Transcript data for document pages

•••

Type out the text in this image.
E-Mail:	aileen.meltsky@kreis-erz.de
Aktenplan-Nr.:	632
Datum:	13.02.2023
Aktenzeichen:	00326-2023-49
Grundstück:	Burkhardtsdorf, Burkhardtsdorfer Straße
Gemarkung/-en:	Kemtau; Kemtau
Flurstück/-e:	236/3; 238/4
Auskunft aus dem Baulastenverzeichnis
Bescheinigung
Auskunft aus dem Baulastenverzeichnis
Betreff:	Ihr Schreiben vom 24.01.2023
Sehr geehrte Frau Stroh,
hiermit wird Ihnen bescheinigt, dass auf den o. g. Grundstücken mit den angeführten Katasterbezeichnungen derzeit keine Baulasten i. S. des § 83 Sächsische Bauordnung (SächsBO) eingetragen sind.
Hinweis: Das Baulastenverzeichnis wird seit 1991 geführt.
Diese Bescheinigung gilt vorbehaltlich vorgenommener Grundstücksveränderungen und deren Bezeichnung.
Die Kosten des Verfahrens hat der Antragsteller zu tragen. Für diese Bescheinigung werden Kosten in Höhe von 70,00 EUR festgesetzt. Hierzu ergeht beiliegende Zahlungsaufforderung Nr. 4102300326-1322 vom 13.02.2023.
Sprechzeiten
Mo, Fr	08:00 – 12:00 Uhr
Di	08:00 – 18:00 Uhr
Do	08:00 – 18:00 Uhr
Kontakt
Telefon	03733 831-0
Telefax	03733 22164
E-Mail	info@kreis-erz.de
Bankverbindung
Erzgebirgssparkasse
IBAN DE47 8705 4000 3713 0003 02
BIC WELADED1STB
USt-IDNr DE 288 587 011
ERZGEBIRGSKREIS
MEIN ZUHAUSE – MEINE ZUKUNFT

•••

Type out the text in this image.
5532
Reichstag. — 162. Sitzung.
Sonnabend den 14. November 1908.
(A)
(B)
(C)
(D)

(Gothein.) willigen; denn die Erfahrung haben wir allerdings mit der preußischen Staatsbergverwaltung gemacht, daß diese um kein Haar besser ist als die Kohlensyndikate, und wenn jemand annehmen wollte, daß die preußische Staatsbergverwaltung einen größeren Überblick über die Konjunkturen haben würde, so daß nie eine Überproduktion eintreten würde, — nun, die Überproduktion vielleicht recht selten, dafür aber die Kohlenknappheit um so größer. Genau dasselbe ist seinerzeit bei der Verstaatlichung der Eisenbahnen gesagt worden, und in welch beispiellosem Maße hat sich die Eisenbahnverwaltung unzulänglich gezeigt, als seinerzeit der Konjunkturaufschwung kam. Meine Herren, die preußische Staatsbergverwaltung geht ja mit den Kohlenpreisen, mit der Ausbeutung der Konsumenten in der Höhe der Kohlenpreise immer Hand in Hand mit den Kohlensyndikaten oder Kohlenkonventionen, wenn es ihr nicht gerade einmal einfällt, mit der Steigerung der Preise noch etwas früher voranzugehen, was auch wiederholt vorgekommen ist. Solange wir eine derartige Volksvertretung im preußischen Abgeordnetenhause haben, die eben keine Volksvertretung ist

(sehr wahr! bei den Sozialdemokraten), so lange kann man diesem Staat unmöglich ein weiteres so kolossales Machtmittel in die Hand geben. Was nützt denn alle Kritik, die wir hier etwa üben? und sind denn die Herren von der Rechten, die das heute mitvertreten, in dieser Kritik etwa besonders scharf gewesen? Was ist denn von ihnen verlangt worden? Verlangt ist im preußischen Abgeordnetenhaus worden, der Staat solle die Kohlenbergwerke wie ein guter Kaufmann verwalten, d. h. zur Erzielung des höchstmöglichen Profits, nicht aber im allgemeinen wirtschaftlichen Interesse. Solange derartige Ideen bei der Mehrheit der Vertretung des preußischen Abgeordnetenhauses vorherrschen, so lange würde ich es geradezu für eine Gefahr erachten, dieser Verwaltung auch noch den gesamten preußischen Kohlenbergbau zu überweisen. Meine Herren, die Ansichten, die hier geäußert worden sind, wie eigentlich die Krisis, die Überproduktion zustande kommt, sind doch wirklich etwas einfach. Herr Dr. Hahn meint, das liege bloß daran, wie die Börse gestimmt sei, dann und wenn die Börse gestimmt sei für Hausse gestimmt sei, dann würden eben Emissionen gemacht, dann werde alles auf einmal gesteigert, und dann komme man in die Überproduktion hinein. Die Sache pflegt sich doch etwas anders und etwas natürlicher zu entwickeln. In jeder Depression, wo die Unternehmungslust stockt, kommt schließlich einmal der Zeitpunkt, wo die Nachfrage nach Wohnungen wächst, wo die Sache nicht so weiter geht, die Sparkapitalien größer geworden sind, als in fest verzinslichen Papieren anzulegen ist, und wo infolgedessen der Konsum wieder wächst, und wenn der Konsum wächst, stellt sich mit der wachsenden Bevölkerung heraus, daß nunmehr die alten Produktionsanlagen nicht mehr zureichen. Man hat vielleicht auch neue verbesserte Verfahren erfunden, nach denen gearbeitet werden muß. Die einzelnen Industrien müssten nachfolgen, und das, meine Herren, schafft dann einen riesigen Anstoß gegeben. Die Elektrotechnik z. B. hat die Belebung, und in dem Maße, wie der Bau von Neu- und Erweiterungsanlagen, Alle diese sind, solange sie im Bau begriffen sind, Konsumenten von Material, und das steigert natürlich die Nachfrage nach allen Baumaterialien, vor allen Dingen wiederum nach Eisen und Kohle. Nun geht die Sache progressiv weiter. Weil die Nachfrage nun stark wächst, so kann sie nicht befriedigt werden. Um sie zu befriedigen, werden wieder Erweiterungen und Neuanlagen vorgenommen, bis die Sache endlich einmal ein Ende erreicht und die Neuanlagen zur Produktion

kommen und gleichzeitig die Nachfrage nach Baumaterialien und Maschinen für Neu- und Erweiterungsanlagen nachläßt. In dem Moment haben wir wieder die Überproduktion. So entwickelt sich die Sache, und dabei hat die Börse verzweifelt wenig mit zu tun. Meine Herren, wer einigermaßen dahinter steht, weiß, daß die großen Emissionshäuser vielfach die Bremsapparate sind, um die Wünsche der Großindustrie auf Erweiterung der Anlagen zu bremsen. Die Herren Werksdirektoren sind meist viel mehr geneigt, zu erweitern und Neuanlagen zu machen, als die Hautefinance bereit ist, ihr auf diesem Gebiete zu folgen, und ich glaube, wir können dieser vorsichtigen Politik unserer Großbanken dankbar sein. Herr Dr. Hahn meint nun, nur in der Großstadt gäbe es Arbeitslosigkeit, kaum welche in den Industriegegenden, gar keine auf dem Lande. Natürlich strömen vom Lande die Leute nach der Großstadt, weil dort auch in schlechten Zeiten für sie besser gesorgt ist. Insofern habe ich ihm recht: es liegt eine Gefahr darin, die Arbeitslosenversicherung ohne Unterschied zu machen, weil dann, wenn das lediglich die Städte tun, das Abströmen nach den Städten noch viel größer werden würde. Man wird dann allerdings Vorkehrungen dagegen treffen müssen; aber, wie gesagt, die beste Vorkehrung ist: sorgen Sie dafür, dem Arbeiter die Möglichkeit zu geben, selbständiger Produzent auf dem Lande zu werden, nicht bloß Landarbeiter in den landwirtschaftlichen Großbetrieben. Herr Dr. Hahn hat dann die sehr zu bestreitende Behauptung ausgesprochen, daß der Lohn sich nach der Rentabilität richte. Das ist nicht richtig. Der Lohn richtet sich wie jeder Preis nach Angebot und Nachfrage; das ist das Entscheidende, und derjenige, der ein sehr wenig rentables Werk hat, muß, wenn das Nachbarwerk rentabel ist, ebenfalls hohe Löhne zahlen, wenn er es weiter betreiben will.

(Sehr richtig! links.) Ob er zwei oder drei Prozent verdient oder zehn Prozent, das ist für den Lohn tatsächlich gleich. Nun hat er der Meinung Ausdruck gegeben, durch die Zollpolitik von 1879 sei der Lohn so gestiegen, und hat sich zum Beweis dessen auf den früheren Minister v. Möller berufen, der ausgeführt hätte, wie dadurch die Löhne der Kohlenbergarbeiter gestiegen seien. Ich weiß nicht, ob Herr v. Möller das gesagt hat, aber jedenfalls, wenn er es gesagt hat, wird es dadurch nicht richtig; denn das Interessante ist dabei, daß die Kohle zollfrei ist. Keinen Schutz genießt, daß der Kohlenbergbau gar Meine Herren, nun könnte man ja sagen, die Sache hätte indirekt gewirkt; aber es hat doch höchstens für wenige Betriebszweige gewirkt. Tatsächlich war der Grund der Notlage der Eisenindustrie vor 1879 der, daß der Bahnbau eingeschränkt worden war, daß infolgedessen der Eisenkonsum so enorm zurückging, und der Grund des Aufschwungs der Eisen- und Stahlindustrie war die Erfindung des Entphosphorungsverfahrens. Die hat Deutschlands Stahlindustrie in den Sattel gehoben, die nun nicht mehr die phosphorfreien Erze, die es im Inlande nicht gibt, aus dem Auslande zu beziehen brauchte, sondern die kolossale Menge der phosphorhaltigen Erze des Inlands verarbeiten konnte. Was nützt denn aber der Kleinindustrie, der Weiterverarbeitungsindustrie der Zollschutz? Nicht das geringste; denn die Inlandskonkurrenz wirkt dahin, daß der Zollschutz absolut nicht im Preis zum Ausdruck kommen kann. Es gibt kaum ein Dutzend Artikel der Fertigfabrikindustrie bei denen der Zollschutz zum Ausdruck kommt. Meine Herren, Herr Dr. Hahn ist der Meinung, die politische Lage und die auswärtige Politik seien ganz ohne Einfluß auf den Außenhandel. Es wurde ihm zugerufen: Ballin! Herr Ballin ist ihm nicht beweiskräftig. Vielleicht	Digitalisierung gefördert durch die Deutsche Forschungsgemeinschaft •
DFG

•••

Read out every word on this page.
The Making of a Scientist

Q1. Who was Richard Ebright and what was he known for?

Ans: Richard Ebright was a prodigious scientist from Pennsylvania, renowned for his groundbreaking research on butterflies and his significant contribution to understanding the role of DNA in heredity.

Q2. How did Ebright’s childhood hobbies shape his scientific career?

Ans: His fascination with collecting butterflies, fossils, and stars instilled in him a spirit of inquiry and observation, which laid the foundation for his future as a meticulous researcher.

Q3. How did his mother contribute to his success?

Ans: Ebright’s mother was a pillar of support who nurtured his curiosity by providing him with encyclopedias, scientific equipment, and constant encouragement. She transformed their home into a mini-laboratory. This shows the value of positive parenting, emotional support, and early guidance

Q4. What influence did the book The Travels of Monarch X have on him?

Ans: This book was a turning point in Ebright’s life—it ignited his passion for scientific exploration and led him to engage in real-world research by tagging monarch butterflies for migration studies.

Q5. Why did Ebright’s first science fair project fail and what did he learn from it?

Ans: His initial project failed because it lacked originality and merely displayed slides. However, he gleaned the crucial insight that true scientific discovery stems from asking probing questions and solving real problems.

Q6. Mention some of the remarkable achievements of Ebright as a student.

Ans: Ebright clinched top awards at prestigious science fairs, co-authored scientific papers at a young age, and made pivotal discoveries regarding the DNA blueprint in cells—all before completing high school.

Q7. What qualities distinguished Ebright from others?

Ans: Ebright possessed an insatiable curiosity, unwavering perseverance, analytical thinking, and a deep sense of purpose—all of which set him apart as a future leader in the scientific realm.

•••

• _WHAT IS REQUIRED_: Return each line of the data above that includes the word "Mail".

• _EXERCISE RESULT_:
E-Mail:	aileen.meltsky@kreis-erz.de
E-Mail	info@kreis-erz.de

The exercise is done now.